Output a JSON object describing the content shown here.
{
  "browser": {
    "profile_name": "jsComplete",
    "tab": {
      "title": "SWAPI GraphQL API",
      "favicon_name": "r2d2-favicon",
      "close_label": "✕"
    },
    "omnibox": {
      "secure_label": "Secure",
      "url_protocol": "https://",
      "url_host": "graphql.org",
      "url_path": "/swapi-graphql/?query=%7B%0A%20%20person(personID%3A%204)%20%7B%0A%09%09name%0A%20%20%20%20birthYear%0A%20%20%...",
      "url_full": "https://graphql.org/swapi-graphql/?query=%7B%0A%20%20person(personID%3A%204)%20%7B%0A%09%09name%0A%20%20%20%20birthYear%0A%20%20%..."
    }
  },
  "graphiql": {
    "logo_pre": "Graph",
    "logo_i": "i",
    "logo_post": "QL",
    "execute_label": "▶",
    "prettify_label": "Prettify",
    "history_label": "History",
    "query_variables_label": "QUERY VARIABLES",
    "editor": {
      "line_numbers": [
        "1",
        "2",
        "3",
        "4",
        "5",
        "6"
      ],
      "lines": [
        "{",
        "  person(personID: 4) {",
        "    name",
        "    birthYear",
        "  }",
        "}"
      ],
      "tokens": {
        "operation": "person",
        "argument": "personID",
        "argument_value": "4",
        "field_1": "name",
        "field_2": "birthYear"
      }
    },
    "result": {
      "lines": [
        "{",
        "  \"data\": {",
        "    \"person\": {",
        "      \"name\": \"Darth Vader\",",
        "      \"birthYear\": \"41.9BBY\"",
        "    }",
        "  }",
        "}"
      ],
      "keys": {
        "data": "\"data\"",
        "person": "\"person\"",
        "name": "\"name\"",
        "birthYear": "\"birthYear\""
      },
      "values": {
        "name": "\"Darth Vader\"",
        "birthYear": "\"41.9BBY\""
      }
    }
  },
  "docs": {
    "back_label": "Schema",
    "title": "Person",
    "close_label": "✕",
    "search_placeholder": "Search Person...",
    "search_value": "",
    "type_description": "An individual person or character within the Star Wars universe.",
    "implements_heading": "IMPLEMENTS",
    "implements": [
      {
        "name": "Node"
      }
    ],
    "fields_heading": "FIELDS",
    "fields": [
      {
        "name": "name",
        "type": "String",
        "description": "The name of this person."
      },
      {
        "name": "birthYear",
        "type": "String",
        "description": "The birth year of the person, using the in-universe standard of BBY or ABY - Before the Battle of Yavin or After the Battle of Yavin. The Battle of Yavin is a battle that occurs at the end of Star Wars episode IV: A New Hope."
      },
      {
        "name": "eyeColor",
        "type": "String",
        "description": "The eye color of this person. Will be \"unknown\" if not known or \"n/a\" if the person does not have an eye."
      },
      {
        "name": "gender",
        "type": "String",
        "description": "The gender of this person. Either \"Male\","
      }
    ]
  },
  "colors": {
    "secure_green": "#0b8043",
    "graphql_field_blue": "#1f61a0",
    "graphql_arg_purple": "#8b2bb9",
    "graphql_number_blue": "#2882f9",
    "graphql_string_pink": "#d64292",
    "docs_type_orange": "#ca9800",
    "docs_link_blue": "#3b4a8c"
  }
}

-=-=-

SET EXERCISE »
Retype the entries one by one, exactly.

FULL ANSWER »
Output a JSON object describing the content shown here.
{
  "browser": {
    "profile_name": "jsComplete",
    "tab": {
      "title": "SWAPI GraphQL API",
      "favicon_name": "r2d2-favicon",
      "close_label": "✕"
    },
    "omnibox": {
      "secure_label": "Secure",
      "url_protocol": "https://",
      "url_host": "graphql.org",
      "url_path": "/swapi-graphql/?query=%7B%0A%20%20person(personID%3A%204)%20%7B%0A%09%09name%0A%20%20%20%20birthYear%0A%20%20%...",
      "url_full": "https://graphql.org/swapi-graphql/?query=%7B%0A%20%20person(personID%3A%204)%20%7B%0A%09%09name%0A%20%20%20%20birthYear%0A%20%20%..."
    }
  },
  "graphiql": {
    "logo_pre": "Graph",
    "logo_i": "i",
    "logo_post": "QL",
    "execute_label": "▶",
    "prettify_label": "Prettify",
    "history_label": "History",
    "query_variables_label": "QUERY VARIABLES",
    "editor": {
      "line_numbers": [
        "1",
        "2",
        "3",
        "4",
        "5",
        "6"
      ],
      "lines": [
        "{",
        "  person(personID: 4) {",
        "    name",
        "    birthYear",
        "  }",
        "}"
      ],
      "tokens": {
        "operation": "person",
        "argument": "personID",
        "argument_value": "4",
        "field_1": "name",
        "field_2": "birthYear"
      }
    },
    "result": {
      "lines": [
        "{",
        "  \"data\": {",
        "    \"person\": {",
        "      \"name\": \"Darth Vader\",",
        "      \"birthYear\": \"41.9BBY\"",
        "    }",
        "  }",
        "}"
      ],
      "keys": {
        "data": "\"data\"",
        "person": "\"person\"",
        "name": "\"name\"",
        "birthYear": "\"birthYear\""
      },
      "values": {
        "name": "\"Darth Vader\"",
        "birthYear": "\"41.9BBY\""
      }
    }
  },
  "docs": {
    "back_label": "Schema",
    "title": "Person",
    "close_label": "✕",
    "search_placeholder": "Search Person...",
    "search_value": "",
    "type_description": "An individual person or character within the Star Wars universe.",
    "implements_heading": "IMPLEMENTS",
    "implements": [
      {
        "name": "Node"
      }
    ],
    "fields_heading": "FIELDS",
    "fields": [
      {
        "name": "name",
        "type": "String",
        "description": "The name of this person."
      },
      {
        "name": "birthYear",
        "type": "String",
        "description": "The birth year of the person, using the in-universe standard of BBY or ABY - Before the Battle of Yavin or After the Battle of Yavin. The Battle of Yavin is a battle that occurs at the end of Star Wars episode IV: A New Hope."
      },
      {
        "name": "eyeColor",
        "type": "String",
        "description": "The eye color of this person. Will be \"unknown\" if not known or \"n/a\" if the person does not have an eye."
      },
      {
        "name": "gender",
        "type": "String",
        "description": "The gender of this person. Either \"Male\","
      }
    ]
  },
  "colors": {
    "secure_green": "#0b8043",
    "graphql_field_blue": "#1f61a0",
    "graphql_arg_purple": "#8b2bb9",
    "graphql_number_blue": "#2882f9",
    "graphql_string_pink": "#d64292",
    "docs_type_orange": "#ca9800",
    "docs_link_blue": "#3b4a8c"
  }
}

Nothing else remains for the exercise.